━━━ Dataset records ━━━
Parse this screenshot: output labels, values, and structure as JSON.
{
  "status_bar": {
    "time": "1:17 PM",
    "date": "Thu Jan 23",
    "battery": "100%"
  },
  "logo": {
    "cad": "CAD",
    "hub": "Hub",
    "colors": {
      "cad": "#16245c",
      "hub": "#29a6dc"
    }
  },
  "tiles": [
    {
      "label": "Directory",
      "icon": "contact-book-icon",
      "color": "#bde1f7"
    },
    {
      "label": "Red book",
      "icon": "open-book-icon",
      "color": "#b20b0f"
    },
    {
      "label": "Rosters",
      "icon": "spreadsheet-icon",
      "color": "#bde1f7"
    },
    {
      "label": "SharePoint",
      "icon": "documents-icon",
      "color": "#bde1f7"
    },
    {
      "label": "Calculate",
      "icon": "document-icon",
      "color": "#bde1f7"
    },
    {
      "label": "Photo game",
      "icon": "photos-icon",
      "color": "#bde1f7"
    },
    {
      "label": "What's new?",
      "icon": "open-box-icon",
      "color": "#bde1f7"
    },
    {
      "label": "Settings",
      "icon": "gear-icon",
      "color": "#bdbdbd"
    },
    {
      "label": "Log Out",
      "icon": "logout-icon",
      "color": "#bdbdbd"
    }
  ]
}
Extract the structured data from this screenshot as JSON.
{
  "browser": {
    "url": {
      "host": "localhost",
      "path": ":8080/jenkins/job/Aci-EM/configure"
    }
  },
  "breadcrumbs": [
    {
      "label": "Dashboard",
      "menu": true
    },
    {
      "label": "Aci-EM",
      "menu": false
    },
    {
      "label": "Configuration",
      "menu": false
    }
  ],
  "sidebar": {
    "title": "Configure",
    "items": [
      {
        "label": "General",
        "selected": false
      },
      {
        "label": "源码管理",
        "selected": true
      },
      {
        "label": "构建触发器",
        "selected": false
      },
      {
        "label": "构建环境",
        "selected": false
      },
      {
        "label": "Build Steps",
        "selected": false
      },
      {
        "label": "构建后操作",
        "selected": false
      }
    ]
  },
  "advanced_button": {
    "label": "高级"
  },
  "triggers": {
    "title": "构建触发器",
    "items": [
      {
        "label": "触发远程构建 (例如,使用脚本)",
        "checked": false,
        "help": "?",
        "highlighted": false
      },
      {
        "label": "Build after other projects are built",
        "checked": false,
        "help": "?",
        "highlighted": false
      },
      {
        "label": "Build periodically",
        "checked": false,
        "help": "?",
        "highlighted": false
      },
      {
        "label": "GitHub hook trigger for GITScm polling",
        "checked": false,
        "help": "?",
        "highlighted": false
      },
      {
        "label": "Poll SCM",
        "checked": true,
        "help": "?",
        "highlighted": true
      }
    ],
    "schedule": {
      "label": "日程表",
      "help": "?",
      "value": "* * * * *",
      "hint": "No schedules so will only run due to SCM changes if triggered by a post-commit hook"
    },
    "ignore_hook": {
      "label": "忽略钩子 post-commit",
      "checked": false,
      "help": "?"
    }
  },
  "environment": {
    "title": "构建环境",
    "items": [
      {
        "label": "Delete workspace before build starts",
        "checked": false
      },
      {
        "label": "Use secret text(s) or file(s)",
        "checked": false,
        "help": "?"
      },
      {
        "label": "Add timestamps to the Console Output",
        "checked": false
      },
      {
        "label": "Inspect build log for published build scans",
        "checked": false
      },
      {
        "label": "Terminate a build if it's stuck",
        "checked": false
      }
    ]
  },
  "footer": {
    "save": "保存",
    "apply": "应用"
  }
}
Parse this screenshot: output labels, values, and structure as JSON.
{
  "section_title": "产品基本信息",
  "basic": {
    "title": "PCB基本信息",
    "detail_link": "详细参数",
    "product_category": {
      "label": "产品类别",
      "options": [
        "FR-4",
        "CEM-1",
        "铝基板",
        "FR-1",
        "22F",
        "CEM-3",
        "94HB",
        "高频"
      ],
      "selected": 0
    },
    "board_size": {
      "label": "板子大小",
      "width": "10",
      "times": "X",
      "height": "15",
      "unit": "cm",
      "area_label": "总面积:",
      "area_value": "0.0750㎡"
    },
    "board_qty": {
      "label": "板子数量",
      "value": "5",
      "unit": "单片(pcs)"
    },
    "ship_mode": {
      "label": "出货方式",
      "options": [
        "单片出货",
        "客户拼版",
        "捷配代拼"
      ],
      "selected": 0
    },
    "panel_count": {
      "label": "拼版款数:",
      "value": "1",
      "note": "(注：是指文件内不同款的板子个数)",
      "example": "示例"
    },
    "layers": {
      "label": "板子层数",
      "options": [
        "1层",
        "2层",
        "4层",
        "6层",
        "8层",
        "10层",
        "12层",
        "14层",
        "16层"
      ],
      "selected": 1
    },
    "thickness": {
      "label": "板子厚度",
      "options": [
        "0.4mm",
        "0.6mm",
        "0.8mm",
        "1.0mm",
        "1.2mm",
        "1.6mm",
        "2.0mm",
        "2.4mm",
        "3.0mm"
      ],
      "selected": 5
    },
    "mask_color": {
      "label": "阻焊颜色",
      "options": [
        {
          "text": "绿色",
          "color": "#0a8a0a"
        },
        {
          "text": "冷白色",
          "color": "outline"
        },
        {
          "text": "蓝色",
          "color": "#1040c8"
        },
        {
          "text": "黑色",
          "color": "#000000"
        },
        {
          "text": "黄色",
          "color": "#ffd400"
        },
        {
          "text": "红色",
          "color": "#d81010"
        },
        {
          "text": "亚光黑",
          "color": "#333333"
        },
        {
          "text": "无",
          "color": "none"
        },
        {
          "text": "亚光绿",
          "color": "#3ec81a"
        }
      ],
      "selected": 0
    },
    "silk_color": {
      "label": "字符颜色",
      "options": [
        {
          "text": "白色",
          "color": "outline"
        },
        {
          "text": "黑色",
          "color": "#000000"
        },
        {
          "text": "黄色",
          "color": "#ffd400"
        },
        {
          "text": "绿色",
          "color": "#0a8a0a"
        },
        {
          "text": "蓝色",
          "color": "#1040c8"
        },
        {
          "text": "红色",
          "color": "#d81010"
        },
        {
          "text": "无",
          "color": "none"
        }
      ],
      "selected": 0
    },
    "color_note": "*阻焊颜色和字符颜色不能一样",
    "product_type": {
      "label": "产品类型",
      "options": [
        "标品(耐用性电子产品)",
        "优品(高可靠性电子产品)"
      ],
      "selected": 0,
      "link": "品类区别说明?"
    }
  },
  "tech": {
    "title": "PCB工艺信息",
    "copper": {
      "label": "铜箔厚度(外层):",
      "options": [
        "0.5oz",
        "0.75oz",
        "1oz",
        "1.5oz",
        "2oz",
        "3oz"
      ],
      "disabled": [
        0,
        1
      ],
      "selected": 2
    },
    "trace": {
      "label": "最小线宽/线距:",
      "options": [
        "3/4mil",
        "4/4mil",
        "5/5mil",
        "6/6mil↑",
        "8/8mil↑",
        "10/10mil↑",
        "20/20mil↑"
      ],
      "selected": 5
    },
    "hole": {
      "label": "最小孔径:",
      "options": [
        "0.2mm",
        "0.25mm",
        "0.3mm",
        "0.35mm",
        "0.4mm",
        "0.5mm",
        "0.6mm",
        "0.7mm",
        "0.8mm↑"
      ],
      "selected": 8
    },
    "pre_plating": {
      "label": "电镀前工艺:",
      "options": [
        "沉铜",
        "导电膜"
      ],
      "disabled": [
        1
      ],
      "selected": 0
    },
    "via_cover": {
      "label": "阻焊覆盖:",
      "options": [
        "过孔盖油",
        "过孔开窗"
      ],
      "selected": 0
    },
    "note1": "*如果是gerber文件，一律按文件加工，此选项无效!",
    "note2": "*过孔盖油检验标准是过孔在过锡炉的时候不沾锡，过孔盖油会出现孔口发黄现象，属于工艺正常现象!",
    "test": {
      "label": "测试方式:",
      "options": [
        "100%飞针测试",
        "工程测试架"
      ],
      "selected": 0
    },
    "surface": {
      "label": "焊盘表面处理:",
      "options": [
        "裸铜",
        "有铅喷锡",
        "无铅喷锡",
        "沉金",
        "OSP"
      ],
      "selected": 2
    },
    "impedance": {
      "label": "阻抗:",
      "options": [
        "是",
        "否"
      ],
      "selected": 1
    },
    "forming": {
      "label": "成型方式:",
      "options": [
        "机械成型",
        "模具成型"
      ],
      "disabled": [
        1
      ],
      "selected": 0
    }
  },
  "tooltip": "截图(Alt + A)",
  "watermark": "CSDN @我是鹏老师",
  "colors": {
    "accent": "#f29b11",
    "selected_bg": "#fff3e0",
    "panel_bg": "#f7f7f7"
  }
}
━━━
-- Request --
Give only the number of lines in the entries above that hold the string "icon".

-- Finished task --
9